>> begin RECORDS SUPPLIED

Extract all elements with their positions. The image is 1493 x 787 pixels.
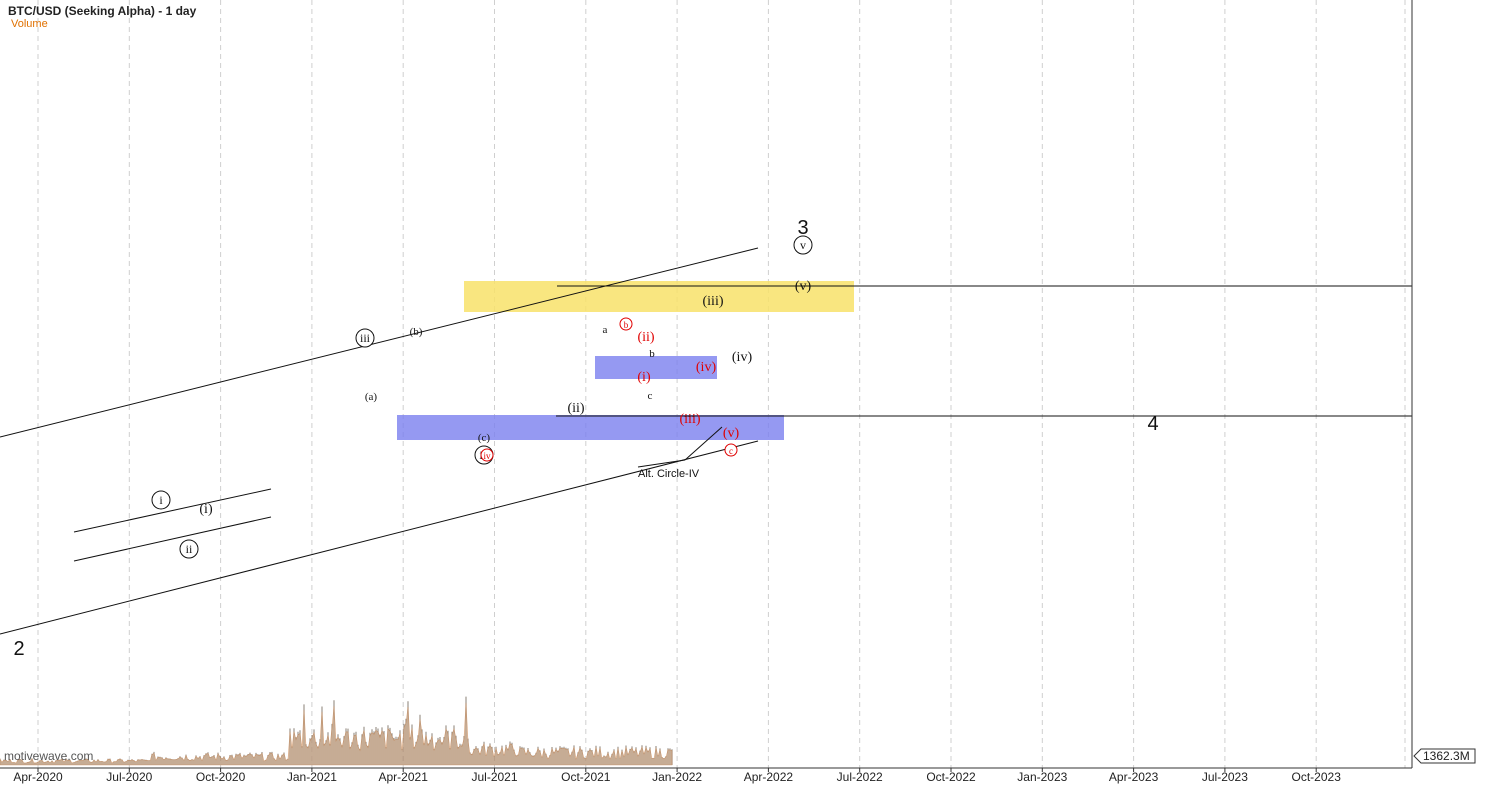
wave-label: iv [483,451,491,461]
last-volume-tag: 1362.3M [1413,748,1476,764]
chart-title: BTC/USD (Seeking Alpha) - 1 day [8,4,197,18]
wave-label: 2 [13,638,24,660]
wave-label: (iv) [696,360,717,375]
wedge-upper-line [73,488,272,533]
wave-label: (v) [795,279,812,294]
wave-label: v [800,238,806,252]
wave-label: (ii) [637,330,654,345]
wave-label: b [649,348,655,360]
volume-area [0,702,673,766]
wave-label: ii [186,542,193,556]
chart-header: BTC/USD (Seeking Alpha) - 1 day Volume [8,4,196,30]
axes: Apr-2020 Jul-2020 Oct-2020 Jan-2021 Apr-2021… [0,0,1476,784]
wave-label: c [729,446,733,456]
grid-lines [37,0,1406,768]
x-tick-label: Jul-2021 [471,770,517,784]
wave-label: (c) [478,432,491,444]
wave-label: 4 [1147,413,1158,435]
x-tick-label: Apr-2021 [379,770,429,784]
alt-circle-iv-annotation: Alt. Circle-IV [638,468,700,480]
x-tick-label: Jul-2023 [1202,770,1248,784]
wave-label: c [648,390,653,402]
wedge-lower-line [73,516,272,562]
wave-label: (v) [723,426,740,441]
x-tick-label: Oct-2020 [196,770,246,784]
wave-label: (b) [410,326,423,338]
watermark: motivewave.com [4,749,94,763]
wave-label: (iv) [732,350,753,365]
x-tick-label: Jan-2021 [287,770,337,784]
x-tick-label: Jul-2022 [837,770,883,784]
wave-label: (a) [365,391,378,403]
x-tick-label: Jan-2023 [1017,770,1067,784]
x-tick-label: Oct-2022 [926,770,976,784]
wave-label: (iii) [680,412,701,427]
wave-label: b [624,320,629,330]
x-tick-label: Apr-2020 [13,770,63,784]
wave-label: (iii) [703,294,724,309]
x-tick-label: Jul-2020 [106,770,152,784]
x-tick-label: Oct-2023 [1292,770,1342,784]
x-tick-label: Apr-2022 [744,770,794,784]
x-tick-label: Oct-2021 [561,770,611,784]
wave-label: (i) [637,370,651,385]
last-volume-tag-label: 1362.3M [1423,749,1470,763]
wave-label: iii [360,331,371,345]
volume-bars [0,696,673,766]
price-chart[interactable]: 200.0%(976395.25)176.4%(642102.56)161.8%… [0,0,1493,787]
wave-label: (ii) [567,401,584,416]
wave-label: (i) [199,502,213,517]
volume-label: Volume [11,18,48,30]
x-tick-label: Jan-2022 [652,770,702,784]
wave-label: a [603,324,608,336]
x-tick-label: Apr-2023 [1109,770,1159,784]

>> end RECORDS SUPPLIED

Extract every line from the items above and reproduce each one without any change. Leave the pictures out of your answer.

### SOLUTION FOR THIS PROBLEM
Extract all elements with their positions. The image is 1493 x 787 pixels.
wave-label: iv [483,451,491,461]
last-volume-tag: 1362.3M [1413,748,1476,764]
chart-title: BTC/USD (Seeking Alpha) - 1 day [8,4,197,18]
wave-label: 2 [13,638,24,660]
wave-label: (iv) [696,360,717,375]
wedge-upper-line [73,488,272,533]
wave-label: (v) [795,279,812,294]
wave-label: v [800,238,806,252]
wave-label: (ii) [637,330,654,345]
wave-label: b [649,348,655,360]
volume-area [0,702,673,766]
wave-label: ii [186,542,193,556]
chart-header: BTC/USD (Seeking Alpha) - 1 day Volume [8,4,196,30]
axes: Apr-2020 Jul-2020 Oct-2020 Jan-2021 Apr-2021… [0,0,1476,784]
wave-label: c [729,446,733,456]
grid-lines [37,0,1406,768]
x-tick-label: Jul-2021 [471,770,517,784]
wave-label: (c) [478,432,491,444]
wave-label: 4 [1147,413,1158,435]
x-tick-label: Apr-2021 [379,770,429,784]
alt-circle-iv-annotation: Alt. Circle-IV [638,468,700,480]
x-tick-label: Jul-2023 [1202,770,1248,784]
wave-label: c [648,390,653,402]
wedge-lower-line [73,516,272,562]
wave-label: (v) [723,426,740,441]
x-tick-label: Oct-2020 [196,770,246,784]
wave-label: (b) [410,326,423,338]
watermark: motivewave.com [4,749,94,763]
wave-label: (iv) [732,350,753,365]
x-tick-label: Jan-2021 [287,770,337,784]
x-tick-label: Jul-2022 [837,770,883,784]
wave-label: (a) [365,391,378,403]
x-tick-label: Jan-2023 [1017,770,1067,784]
x-tick-label: Oct-2022 [926,770,976,784]
wave-label: (iii) [680,412,701,427]
wave-label: b [624,320,629,330]
x-tick-label: Apr-2020 [13,770,63,784]
wave-label: (iii) [703,294,724,309]
x-tick-label: Jul-2020 [106,770,152,784]
x-tick-label: Oct-2023 [1292,770,1342,784]
x-tick-label: Apr-2022 [744,770,794,784]
x-tick-label: Oct-2021 [561,770,611,784]
wave-label: (i) [637,370,651,385]
last-volume-tag-label: 1362.3M [1423,749,1470,763]
wave-label: iii [360,331,371,345]
volume-bars [0,696,673,766]
price-chart[interactable]: 200.0%(976395.25)176.4%(642102.56)161.8%… [0,0,1493,787]
wave-label: (ii) [567,401,584,416]
wave-label: (i) [199,502,213,517]
volume-label: Volume [11,18,48,30]
x-tick-label: Jan-2022 [652,770,702,784]
wave-label: a [603,324,608,336]
x-tick-label: Apr-2023 [1109,770,1159,784]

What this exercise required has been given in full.